What the exercise asks: An exact copy of the records is required, minus the pictures they hold.

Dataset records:

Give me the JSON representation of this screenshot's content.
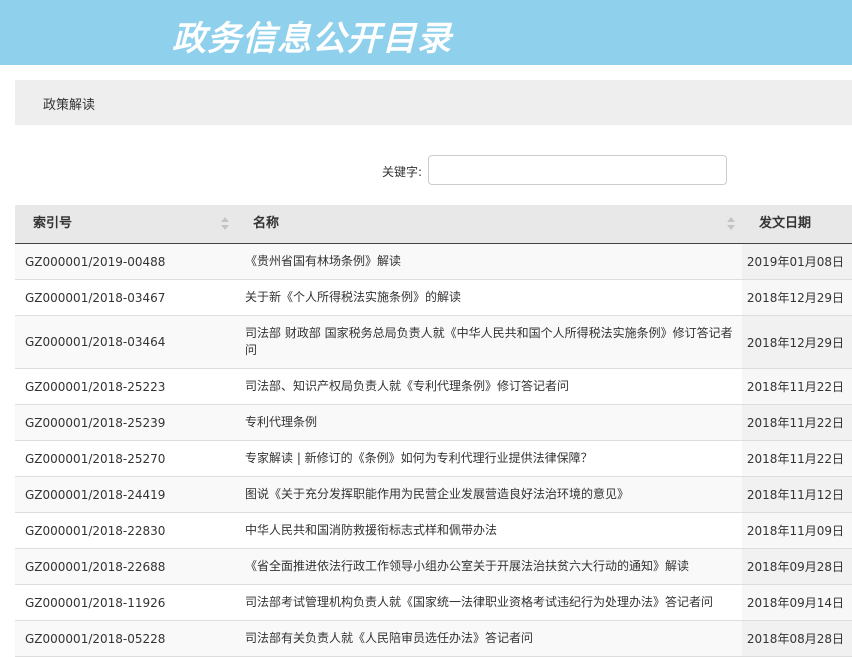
{
  "header": {
    "title": "政务信息公开目录"
  },
  "breadcrumb": {
    "label": "政策解读"
  },
  "search": {
    "label": "关键字:",
    "value": "",
    "placeholder": ""
  },
  "table": {
    "columns": [
      "索引号",
      "名称",
      "发文日期"
    ],
    "rows": [
      {
        "id": "GZ000001/2019-00488",
        "name": "《贵州省国有林场条例》解读",
        "date": "2019年01月08日"
      },
      {
        "id": "GZ000001/2018-03467",
        "name": "关于新《个人所得税法实施条例》的解读",
        "date": "2018年12月29日"
      },
      {
        "id": "GZ000001/2018-03464",
        "name": "司法部 财政部 国家税务总局负责人就《中华人民共和国个人所得税法实施条例》修订答记者问",
        "date": "2018年12月29日"
      },
      {
        "id": "GZ000001/2018-25223",
        "name": "司法部、知识产权局负责人就《专利代理条例》修订答记者问",
        "date": "2018年11月22日"
      },
      {
        "id": "GZ000001/2018-25239",
        "name": "专利代理条例",
        "date": "2018年11月22日"
      },
      {
        "id": "GZ000001/2018-25270",
        "name": "专家解读 | 新修订的《条例》如何为专利代理行业提供法律保障？",
        "date": "2018年11月22日"
      },
      {
        "id": "GZ000001/2018-24419",
        "name": "图说《关于充分发挥职能作用为民营企业发展营造良好法治环境的意见》",
        "date": "2018年11月12日"
      },
      {
        "id": "GZ000001/2018-22830",
        "name": "中华人民共和国消防救援衔标志式样和佩带办法",
        "date": "2018年11月09日"
      },
      {
        "id": "GZ000001/2018-22688",
        "name": "《省全面推进依法行政工作领导小组办公室关于开展法治扶贫六大行动的通知》解读",
        "date": "2018年09月28日"
      },
      {
        "id": "GZ000001/2018-11926",
        "name": "司法部考试管理机构负责人就《国家统一法律职业资格考试违纪行为处理办法》答记者问",
        "date": "2018年09月14日"
      },
      {
        "id": "GZ000001/2018-05228",
        "name": "司法部有关负责人就《人民陪审员选任办法》答记者问",
        "date": "2018年08月28日"
      }
    ]
  },
  "colors": {
    "banner": "#8fd0ec",
    "banner_text": "#ffffff",
    "crumb_bg": "#eeeeee",
    "header_bg": "#e8e8e8"
  }
}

The response:
Give me the JSON representation of this screenshot's content.
{
  "header": {
    "title": "政务信息公开目录"
  },
  "breadcrumb": {
    "label": "政策解读"
  },
  "search": {
    "label": "关键字:",
    "value": "",
    "placeholder": ""
  },
  "table": {
    "columns": [
      "索引号",
      "名称",
      "发文日期"
    ],
    "rows": [
      {
        "id": "GZ000001/2019-00488",
        "name": "《贵州省国有林场条例》解读",
        "date": "2019年01月08日"
      },
      {
        "id": "GZ000001/2018-03467",
        "name": "关于新《个人所得税法实施条例》的解读",
        "date": "2018年12月29日"
      },
      {
        "id": "GZ000001/2018-03464",
        "name": "司法部 财政部 国家税务总局负责人就《中华人民共和国个人所得税法实施条例》修订答记者问",
        "date": "2018年12月29日"
      },
      {
        "id": "GZ000001/2018-25223",
        "name": "司法部、知识产权局负责人就《专利代理条例》修订答记者问",
        "date": "2018年11月22日"
      },
      {
        "id": "GZ000001/2018-25239",
        "name": "专利代理条例",
        "date": "2018年11月22日"
      },
      {
        "id": "GZ000001/2018-25270",
        "name": "专家解读 | 新修订的《条例》如何为专利代理行业提供法律保障？",
        "date": "2018年11月22日"
      },
      {
        "id": "GZ000001/2018-24419",
        "name": "图说《关于充分发挥职能作用为民营企业发展营造良好法治环境的意见》",
        "date": "2018年11月12日"
      },
      {
        "id": "GZ000001/2018-22830",
        "name": "中华人民共和国消防救援衔标志式样和佩带办法",
        "date": "2018年11月09日"
      },
      {
        "id": "GZ000001/2018-22688",
        "name": "《省全面推进依法行政工作领导小组办公室关于开展法治扶贫六大行动的通知》解读",
        "date": "2018年09月28日"
      },
      {
        "id": "GZ000001/2018-11926",
        "name": "司法部考试管理机构负责人就《国家统一法律职业资格考试违纪行为处理办法》答记者问",
        "date": "2018年09月14日"
      },
      {
        "id": "GZ000001/2018-05228",
        "name": "司法部有关负责人就《人民陪审员选任办法》答记者问",
        "date": "2018年08月28日"
      }
    ]
  },
  "colors": {
    "banner": "#8fd0ec",
    "banner_text": "#ffffff",
    "crumb_bg": "#eeeeee",
    "header_bg": "#e8e8e8"
  }
}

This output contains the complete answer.